Copy each line of the entries beneath that contains the word "Europe".

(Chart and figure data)
+ + + + + + +

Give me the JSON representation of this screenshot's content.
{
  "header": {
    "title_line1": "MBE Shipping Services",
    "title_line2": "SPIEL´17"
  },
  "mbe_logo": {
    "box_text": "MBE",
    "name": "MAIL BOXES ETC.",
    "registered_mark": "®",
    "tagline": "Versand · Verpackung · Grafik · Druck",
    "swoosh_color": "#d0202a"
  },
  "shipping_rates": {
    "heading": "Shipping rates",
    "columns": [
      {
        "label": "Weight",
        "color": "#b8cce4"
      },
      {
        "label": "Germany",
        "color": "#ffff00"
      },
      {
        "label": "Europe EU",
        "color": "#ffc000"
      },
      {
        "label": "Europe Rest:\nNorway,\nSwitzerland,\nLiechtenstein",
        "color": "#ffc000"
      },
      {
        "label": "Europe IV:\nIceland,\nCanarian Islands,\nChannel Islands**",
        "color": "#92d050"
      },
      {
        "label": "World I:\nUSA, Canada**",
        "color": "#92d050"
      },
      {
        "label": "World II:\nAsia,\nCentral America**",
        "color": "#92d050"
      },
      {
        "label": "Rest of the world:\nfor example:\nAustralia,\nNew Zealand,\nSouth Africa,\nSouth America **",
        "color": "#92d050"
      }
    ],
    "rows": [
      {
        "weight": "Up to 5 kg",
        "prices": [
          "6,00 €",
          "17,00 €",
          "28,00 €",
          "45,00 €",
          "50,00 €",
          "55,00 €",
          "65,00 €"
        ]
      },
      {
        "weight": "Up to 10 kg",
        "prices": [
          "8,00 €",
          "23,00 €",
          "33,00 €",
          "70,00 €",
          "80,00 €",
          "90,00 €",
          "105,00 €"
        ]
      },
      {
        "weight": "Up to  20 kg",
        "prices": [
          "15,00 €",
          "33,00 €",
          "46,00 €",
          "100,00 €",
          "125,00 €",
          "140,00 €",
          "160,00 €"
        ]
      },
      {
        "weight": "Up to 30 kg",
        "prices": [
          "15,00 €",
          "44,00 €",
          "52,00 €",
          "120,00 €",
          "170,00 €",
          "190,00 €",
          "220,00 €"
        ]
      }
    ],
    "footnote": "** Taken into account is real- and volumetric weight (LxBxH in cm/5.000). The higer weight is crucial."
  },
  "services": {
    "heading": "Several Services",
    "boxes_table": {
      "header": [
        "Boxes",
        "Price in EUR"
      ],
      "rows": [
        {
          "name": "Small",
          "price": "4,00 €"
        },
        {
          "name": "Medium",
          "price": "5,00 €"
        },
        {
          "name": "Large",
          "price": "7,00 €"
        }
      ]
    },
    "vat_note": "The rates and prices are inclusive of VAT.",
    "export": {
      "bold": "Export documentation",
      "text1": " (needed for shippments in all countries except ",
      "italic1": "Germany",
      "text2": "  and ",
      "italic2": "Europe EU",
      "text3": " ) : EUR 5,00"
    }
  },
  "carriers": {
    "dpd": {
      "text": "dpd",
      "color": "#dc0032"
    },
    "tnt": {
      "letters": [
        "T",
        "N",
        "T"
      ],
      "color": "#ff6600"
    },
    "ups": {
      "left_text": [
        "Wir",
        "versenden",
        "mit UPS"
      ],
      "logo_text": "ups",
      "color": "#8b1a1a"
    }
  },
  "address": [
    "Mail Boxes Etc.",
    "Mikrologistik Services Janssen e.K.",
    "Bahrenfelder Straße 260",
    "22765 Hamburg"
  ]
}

+ + + + + + +

### FINISHED TASK
        "label": "Europe EU",
        "label": "Europe Rest:\nNorway,\nSwitzerland,\nLiechtenstein",
        "label": "Europe IV:\nIceland,\nCanarian Islands,\nChannel Islands**",
      "italic2": "Europe EU",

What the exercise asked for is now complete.